**Do this:** Gather every line holding the string "παρατάξεως".

**Stored items:**
########################################

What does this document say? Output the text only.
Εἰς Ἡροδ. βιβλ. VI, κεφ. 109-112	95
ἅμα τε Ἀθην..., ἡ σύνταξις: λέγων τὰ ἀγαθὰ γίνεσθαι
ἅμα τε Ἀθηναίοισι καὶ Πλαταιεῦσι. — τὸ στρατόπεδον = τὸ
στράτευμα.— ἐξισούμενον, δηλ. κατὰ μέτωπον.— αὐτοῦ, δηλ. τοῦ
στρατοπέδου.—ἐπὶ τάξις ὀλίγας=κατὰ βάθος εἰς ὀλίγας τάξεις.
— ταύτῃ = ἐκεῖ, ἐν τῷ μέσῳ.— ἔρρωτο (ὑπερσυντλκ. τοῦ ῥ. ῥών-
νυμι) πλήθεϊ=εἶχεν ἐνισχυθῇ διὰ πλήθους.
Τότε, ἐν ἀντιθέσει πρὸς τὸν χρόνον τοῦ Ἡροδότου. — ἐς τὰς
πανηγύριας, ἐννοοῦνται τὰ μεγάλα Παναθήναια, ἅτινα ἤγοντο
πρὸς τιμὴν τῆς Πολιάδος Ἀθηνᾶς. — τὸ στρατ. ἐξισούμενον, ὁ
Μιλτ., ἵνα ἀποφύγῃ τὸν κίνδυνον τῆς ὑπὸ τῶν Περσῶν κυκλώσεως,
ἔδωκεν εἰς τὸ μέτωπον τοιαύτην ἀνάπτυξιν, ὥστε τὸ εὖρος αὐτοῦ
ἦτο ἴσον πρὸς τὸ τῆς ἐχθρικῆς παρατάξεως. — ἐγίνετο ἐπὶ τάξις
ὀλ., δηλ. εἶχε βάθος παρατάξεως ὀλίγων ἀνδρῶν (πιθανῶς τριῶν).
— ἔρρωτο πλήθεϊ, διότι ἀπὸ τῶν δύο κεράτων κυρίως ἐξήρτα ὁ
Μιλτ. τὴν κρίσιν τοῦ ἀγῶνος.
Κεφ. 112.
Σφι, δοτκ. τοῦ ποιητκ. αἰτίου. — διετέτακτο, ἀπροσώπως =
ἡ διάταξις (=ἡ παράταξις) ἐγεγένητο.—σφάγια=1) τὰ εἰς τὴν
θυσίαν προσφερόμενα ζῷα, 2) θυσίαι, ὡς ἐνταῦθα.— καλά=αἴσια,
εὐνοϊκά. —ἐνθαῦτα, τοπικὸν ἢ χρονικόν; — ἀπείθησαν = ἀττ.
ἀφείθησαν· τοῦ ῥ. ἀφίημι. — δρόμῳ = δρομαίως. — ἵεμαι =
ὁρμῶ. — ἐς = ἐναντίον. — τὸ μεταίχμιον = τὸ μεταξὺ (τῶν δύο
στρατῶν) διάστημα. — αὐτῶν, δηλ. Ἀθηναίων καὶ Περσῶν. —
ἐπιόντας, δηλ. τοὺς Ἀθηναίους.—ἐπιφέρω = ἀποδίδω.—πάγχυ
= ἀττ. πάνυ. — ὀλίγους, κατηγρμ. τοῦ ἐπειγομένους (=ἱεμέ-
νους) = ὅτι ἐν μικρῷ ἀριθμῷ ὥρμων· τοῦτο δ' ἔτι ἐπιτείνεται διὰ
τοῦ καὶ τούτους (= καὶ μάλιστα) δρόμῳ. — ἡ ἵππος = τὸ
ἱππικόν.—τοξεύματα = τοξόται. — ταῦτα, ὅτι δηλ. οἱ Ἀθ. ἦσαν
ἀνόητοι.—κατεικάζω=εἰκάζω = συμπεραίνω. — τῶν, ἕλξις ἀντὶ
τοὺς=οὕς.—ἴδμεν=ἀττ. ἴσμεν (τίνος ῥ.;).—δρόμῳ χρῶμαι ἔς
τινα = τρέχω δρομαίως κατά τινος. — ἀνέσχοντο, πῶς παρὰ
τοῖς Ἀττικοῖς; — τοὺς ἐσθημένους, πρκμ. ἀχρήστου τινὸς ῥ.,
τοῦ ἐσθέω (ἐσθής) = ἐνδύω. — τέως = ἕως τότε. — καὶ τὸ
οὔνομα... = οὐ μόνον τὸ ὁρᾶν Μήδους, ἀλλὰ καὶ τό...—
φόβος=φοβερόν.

########################################

**Answer to the exercise:**
ἦτο ἴσον πρὸς τὸ τῆς ἐχθρικῆς παρατάξεως. — ἐγίνετο ἐπὶ τάξις
ὀλ., δηλ. εἶχε βάθος παρατάξεως ὀλίγων ἀνδρῶν (πιθανῶς τριῶν).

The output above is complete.